Aim: Select from the records below every line that has the word "modified" in it.

Items:
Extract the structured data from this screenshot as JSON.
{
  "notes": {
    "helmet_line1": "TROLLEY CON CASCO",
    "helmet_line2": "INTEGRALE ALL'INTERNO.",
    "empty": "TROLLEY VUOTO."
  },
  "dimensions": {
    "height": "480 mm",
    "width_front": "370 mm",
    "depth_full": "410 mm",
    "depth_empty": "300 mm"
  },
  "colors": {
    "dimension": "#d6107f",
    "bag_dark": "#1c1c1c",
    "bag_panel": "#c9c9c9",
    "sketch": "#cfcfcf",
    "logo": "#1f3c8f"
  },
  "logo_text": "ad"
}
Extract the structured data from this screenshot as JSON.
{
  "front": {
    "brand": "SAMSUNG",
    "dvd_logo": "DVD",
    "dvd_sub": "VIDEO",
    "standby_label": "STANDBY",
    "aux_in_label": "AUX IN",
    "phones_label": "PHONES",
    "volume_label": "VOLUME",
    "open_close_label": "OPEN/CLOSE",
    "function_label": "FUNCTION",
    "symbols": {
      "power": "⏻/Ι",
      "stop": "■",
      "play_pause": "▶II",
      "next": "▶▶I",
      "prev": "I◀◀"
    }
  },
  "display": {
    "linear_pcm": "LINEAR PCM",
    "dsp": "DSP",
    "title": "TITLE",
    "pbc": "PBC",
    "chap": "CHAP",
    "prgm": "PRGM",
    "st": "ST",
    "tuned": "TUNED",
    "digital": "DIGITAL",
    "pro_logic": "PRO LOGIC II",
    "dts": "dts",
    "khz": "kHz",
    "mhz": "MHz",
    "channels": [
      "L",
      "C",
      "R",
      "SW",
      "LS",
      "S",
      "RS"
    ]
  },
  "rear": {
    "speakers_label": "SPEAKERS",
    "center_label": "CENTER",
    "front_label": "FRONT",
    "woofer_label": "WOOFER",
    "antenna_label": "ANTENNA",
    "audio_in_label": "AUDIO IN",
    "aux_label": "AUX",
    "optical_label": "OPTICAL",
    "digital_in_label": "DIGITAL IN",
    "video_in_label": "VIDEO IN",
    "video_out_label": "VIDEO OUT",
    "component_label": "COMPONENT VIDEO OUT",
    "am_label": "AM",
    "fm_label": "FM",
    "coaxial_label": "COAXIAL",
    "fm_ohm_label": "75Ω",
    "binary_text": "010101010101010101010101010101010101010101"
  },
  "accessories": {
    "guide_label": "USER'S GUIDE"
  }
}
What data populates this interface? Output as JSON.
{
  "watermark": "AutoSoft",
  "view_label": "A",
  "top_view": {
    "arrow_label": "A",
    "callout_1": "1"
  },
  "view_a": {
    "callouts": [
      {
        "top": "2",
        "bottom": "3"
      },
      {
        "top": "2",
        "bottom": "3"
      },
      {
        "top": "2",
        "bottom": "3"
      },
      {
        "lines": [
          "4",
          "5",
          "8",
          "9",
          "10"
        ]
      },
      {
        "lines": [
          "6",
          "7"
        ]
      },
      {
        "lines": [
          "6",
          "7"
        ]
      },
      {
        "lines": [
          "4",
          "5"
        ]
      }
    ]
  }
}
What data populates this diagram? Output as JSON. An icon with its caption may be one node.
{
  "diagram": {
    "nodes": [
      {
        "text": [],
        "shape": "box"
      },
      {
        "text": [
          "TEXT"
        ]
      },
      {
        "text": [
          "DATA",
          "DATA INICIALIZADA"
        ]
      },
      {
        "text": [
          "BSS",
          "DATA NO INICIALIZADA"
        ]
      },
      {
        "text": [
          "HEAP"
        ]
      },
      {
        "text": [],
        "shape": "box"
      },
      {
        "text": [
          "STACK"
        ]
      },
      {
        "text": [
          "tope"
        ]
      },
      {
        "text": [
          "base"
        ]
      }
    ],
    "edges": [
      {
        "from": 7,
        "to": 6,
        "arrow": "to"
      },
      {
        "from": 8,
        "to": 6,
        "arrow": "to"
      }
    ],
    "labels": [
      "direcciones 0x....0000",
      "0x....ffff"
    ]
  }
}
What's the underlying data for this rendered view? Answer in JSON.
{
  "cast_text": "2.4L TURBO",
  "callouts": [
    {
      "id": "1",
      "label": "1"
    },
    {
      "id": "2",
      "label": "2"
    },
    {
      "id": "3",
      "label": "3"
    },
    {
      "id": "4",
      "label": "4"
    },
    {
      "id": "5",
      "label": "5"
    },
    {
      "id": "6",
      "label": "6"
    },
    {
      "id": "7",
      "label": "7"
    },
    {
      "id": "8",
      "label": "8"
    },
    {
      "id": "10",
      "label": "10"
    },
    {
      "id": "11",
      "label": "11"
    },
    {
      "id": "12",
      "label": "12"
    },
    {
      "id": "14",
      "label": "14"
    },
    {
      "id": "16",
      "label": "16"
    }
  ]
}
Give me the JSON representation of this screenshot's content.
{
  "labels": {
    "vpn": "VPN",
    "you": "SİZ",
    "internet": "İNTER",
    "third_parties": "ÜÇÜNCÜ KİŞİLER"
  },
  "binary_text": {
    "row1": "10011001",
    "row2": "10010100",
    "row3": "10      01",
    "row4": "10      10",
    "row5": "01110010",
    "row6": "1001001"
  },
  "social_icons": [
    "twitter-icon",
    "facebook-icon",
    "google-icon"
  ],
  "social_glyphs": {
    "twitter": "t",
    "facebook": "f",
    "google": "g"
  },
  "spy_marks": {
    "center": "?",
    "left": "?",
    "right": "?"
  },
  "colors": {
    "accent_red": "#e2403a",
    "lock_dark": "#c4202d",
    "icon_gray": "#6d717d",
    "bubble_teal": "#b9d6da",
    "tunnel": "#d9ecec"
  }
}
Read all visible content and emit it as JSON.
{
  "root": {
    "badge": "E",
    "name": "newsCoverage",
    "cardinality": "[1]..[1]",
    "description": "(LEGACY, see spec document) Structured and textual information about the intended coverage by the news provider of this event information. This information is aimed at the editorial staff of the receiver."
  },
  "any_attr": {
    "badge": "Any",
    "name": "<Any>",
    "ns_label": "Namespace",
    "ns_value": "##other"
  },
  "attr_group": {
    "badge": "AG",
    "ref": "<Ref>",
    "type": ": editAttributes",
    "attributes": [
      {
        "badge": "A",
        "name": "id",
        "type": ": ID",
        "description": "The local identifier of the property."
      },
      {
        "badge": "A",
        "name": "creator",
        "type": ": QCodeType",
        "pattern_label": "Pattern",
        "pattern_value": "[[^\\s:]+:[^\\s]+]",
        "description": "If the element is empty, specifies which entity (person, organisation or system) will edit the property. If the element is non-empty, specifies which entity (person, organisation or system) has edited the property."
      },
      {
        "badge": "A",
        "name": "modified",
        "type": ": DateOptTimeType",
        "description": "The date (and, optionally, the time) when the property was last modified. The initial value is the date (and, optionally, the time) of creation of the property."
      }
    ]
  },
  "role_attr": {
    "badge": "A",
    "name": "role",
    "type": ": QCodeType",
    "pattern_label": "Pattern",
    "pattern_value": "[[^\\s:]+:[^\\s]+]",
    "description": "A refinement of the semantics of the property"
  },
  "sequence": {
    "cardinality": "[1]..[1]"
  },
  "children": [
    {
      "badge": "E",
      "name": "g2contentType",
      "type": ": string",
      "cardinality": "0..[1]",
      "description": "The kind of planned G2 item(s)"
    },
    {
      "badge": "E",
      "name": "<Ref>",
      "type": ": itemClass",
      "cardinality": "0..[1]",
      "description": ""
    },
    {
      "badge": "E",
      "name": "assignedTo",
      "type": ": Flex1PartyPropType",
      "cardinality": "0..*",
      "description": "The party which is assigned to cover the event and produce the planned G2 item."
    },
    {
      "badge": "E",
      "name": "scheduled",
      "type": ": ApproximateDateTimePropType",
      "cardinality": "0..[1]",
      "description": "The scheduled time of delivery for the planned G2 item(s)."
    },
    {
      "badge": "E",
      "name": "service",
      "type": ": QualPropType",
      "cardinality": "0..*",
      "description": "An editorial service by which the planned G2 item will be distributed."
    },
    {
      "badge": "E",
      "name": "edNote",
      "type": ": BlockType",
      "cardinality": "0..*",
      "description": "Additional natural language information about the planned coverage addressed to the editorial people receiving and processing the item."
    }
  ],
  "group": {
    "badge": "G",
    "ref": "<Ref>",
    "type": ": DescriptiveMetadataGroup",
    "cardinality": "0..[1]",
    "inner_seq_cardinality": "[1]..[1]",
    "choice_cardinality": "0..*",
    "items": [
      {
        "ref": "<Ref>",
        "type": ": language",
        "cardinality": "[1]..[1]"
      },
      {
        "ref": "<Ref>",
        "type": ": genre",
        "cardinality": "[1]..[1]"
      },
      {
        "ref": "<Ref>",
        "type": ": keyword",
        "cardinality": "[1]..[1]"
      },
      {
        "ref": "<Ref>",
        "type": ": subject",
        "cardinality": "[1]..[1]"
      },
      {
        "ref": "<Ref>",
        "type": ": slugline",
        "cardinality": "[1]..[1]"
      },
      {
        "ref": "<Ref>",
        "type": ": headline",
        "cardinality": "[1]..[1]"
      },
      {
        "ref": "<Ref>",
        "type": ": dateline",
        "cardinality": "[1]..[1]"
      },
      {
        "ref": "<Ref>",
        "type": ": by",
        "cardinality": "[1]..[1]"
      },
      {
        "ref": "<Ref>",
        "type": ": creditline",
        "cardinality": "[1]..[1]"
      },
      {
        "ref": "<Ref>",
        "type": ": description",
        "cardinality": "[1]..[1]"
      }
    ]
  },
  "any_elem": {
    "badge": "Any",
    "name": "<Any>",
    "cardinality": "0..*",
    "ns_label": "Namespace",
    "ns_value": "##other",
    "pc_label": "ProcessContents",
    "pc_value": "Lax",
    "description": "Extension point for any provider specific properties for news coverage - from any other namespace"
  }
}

Result of this exercise:
        "name": "modified",
        "description": "The date (and, optionally, the time) when the property was last modified. The initial value is the date (and, optionally, the time) of creation of the property."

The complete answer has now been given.